Exercise inputs:
----------

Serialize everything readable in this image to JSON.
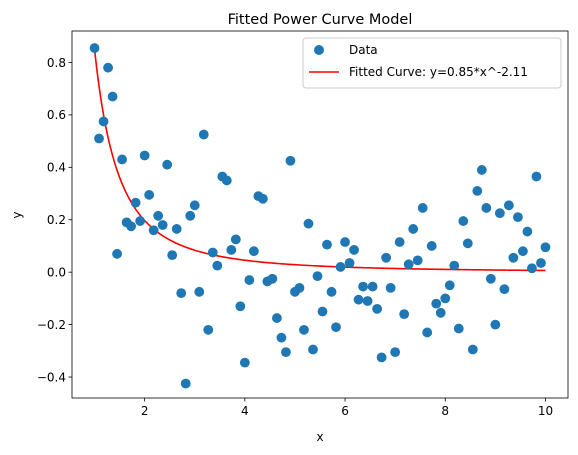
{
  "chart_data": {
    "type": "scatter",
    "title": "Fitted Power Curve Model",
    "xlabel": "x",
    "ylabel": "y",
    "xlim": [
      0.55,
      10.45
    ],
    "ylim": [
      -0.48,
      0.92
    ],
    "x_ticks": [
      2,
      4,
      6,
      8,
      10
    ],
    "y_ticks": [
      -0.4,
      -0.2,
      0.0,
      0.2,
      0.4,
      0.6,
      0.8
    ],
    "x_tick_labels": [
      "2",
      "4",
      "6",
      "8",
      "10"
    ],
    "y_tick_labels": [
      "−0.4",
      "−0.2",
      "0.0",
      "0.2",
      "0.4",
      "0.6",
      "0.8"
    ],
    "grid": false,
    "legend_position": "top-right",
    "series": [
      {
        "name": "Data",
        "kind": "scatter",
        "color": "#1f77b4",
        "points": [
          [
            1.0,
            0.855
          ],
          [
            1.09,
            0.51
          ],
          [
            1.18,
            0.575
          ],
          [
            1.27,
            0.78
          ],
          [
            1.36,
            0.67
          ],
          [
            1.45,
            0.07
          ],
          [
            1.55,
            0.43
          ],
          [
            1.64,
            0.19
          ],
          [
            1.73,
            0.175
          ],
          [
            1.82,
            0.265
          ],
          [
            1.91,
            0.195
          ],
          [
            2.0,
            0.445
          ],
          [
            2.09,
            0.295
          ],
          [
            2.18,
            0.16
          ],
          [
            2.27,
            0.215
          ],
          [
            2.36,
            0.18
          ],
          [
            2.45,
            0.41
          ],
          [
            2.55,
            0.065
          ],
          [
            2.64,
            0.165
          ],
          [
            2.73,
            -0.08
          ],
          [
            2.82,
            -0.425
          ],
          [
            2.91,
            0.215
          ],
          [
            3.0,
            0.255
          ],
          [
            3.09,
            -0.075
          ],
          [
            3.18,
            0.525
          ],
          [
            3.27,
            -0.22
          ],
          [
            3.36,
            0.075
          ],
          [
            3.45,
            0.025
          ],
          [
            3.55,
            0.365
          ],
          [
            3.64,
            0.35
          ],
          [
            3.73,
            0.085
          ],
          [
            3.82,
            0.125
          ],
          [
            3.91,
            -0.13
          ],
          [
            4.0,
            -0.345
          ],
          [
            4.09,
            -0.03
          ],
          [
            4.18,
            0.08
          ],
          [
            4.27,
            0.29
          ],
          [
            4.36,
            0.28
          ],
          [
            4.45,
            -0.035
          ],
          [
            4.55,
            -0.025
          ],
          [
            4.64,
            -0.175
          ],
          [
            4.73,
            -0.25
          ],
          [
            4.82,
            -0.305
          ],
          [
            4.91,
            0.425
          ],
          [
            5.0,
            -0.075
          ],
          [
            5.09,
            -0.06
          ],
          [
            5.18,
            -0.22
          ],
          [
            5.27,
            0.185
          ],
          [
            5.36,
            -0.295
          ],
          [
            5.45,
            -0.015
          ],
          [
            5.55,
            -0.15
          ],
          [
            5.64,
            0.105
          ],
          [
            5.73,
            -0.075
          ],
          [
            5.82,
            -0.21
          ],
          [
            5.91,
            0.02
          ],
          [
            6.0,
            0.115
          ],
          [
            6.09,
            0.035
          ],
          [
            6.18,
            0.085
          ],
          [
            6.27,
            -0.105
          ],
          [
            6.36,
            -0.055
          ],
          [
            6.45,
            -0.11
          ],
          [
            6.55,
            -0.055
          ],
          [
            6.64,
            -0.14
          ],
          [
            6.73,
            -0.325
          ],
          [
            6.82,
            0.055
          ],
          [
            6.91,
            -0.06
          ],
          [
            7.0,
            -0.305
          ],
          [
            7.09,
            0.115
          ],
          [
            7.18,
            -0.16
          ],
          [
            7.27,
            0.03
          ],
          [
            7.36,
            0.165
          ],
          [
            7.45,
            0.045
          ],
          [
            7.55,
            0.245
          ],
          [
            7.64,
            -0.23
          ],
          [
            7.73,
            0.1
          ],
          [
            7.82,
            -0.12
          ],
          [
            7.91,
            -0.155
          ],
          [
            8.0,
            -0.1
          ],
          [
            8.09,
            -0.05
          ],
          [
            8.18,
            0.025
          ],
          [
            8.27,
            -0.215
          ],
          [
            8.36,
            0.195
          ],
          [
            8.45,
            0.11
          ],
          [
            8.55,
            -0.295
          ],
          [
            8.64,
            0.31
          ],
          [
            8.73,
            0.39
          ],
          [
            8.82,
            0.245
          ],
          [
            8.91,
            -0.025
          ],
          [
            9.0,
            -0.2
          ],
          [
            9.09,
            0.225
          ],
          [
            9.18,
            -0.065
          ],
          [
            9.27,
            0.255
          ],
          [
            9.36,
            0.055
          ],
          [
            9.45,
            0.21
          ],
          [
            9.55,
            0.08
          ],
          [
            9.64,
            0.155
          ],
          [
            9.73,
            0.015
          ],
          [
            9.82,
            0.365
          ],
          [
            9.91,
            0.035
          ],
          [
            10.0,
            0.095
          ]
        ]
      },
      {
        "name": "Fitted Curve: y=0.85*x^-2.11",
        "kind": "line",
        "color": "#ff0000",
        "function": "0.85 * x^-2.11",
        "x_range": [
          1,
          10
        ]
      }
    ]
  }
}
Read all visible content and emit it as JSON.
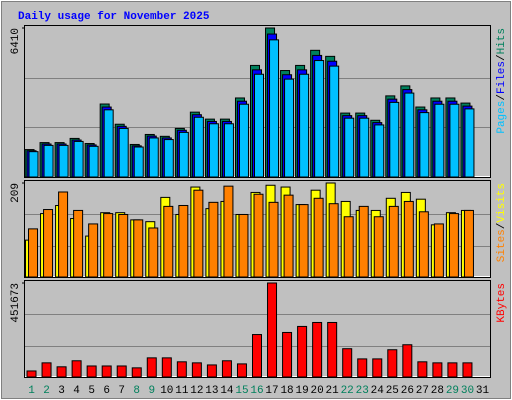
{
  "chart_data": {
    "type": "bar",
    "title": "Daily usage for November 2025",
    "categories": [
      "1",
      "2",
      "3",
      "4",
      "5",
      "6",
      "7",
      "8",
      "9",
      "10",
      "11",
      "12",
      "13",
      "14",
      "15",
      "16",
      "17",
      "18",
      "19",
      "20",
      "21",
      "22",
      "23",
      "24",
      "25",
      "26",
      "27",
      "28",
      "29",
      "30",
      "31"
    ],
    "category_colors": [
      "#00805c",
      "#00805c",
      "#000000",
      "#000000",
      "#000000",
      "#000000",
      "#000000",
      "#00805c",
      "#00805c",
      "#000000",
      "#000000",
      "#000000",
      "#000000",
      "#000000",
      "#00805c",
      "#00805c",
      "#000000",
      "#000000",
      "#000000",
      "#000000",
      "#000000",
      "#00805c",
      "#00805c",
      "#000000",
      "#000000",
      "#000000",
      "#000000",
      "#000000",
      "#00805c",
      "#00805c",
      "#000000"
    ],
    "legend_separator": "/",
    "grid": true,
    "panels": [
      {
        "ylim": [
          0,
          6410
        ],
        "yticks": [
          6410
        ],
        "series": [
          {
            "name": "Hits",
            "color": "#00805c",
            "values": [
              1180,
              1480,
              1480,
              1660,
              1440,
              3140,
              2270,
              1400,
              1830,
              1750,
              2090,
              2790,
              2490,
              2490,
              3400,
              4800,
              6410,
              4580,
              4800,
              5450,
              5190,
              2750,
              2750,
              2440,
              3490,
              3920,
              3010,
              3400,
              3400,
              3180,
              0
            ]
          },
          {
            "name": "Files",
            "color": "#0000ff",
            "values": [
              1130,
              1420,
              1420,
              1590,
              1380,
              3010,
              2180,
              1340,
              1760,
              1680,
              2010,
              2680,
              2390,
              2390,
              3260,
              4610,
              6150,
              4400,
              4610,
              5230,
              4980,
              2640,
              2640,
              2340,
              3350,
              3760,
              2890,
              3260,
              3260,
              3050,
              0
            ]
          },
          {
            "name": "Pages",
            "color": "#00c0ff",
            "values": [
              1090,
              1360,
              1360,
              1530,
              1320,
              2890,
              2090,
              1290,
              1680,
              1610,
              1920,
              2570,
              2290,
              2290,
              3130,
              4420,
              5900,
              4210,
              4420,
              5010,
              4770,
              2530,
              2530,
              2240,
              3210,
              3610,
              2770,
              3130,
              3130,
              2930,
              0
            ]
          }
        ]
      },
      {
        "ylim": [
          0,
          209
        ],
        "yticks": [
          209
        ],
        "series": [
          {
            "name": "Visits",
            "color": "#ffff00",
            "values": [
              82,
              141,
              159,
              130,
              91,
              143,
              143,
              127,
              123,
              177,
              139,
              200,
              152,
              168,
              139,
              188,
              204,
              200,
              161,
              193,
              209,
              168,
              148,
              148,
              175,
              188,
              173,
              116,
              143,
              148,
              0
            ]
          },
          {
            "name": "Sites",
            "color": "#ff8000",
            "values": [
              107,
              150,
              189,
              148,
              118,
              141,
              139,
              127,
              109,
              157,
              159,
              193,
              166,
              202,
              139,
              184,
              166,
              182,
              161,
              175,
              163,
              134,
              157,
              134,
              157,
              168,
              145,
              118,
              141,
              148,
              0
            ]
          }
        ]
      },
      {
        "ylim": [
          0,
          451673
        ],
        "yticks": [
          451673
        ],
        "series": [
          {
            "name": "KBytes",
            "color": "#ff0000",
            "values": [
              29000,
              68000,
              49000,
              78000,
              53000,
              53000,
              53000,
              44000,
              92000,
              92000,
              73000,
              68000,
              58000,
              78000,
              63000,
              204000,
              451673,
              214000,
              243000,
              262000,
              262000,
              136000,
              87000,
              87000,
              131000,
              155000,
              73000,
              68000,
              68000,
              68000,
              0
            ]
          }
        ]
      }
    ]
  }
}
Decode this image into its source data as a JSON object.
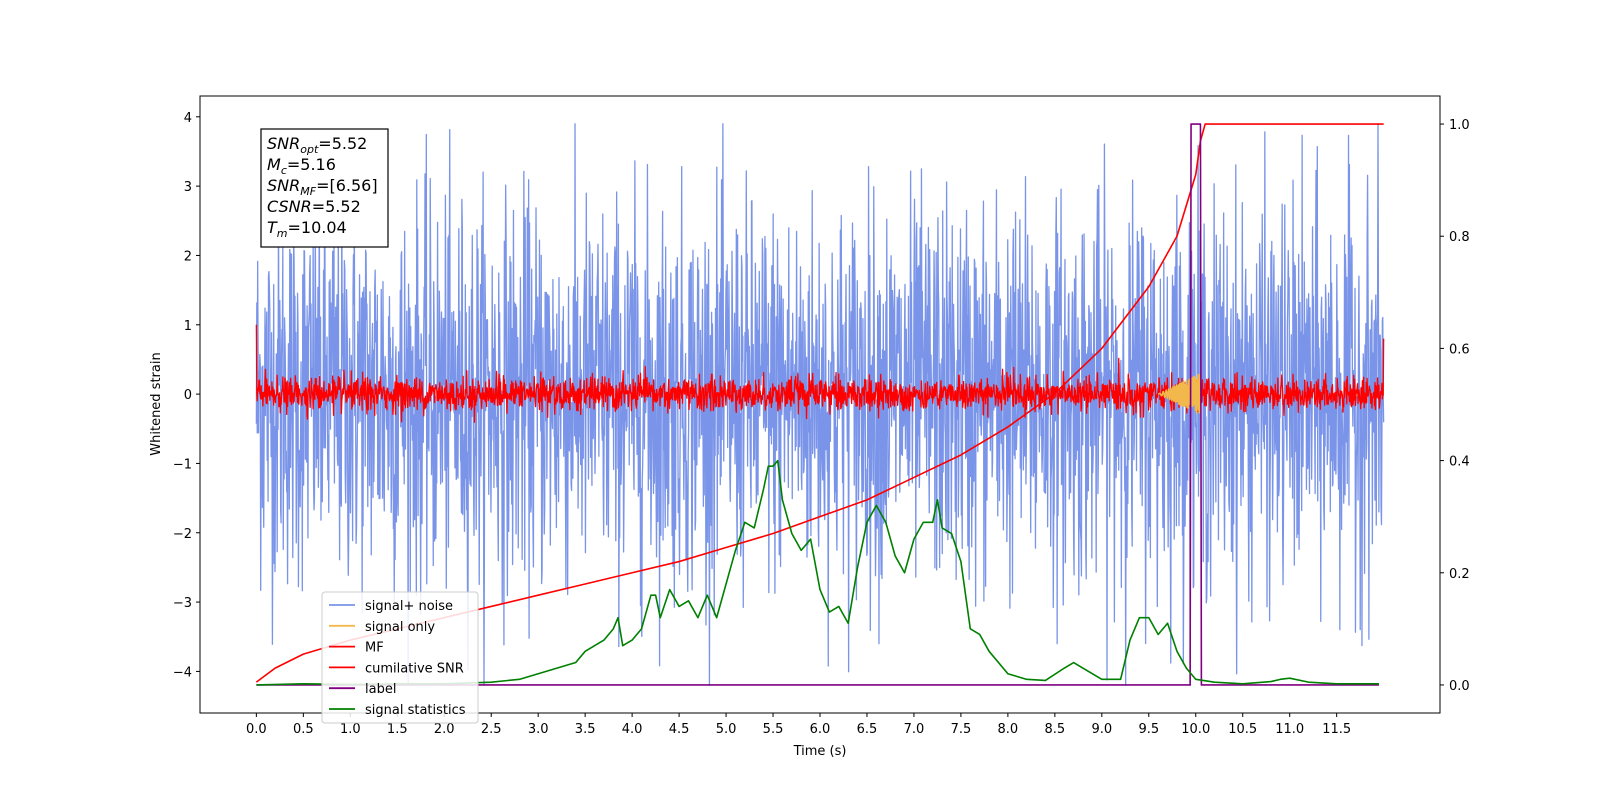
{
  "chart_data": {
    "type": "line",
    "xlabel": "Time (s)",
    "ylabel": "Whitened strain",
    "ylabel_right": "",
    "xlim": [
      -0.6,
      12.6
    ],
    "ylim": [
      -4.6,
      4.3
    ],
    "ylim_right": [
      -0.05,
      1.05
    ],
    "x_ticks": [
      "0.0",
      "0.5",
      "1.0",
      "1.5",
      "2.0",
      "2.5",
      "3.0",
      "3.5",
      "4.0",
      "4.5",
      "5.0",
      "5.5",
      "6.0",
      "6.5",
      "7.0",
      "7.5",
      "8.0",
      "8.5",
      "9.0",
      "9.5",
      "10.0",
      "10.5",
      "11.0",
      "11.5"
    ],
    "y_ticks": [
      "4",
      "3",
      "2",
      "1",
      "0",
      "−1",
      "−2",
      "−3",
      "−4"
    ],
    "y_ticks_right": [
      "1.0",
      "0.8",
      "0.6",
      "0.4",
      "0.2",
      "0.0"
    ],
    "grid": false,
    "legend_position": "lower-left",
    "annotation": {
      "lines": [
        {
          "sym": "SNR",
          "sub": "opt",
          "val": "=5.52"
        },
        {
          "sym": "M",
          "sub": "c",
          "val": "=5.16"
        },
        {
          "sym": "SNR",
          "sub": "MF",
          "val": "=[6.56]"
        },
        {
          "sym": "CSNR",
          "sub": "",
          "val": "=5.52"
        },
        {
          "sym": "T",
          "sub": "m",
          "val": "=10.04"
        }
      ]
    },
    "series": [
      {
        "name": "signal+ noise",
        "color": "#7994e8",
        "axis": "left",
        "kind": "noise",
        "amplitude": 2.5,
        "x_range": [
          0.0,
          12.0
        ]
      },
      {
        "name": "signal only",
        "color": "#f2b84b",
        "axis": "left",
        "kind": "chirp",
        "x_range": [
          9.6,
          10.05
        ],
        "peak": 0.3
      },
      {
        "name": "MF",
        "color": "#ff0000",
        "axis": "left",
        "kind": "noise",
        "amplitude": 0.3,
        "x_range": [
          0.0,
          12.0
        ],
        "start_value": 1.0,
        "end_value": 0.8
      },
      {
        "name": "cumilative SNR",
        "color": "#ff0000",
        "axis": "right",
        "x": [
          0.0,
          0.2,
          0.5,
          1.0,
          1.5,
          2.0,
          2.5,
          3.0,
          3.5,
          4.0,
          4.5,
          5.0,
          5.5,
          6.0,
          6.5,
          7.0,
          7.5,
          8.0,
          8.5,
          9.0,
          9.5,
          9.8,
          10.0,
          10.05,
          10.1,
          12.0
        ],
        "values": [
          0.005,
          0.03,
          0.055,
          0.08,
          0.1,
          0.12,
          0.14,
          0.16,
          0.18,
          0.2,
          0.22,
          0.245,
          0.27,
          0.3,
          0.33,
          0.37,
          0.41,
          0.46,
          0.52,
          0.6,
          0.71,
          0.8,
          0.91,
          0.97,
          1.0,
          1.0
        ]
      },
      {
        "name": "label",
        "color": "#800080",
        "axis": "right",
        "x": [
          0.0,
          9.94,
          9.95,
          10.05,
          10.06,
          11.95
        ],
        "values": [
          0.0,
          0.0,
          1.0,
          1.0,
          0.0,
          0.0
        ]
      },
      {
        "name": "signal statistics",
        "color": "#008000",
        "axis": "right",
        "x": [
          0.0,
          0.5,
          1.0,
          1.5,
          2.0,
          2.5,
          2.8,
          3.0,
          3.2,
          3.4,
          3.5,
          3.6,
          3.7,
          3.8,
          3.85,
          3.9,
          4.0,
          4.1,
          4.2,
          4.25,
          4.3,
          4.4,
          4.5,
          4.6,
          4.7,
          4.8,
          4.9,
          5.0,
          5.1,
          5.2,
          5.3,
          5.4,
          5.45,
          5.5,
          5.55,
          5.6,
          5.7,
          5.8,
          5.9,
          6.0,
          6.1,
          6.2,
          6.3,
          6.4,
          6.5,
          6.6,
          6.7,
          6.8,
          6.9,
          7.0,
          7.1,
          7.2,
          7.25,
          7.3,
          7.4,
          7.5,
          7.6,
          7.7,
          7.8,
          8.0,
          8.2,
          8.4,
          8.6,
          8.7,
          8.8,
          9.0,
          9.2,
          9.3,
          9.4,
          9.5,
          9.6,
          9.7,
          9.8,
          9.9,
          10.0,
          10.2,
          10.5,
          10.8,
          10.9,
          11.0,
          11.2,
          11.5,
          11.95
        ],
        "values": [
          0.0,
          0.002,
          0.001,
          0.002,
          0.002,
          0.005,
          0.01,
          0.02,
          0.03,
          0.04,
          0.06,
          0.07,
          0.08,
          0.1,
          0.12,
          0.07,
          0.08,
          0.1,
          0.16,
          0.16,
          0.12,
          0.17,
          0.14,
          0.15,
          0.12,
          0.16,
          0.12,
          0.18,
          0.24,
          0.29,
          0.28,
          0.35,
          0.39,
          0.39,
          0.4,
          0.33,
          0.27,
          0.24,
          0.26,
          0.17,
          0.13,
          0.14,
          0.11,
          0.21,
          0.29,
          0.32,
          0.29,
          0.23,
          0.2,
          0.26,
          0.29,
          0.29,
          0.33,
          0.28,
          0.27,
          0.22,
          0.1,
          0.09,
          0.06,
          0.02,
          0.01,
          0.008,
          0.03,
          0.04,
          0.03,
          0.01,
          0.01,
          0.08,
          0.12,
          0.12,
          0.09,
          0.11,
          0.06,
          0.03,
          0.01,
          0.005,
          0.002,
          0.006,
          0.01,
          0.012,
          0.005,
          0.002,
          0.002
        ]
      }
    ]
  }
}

----------

The exercise:
Each line above that holds the string "title" should be copied and shown.

Output for this task:
    "title": "Fitted Power Curve Model",
    "title": "Daily usage for November 2025",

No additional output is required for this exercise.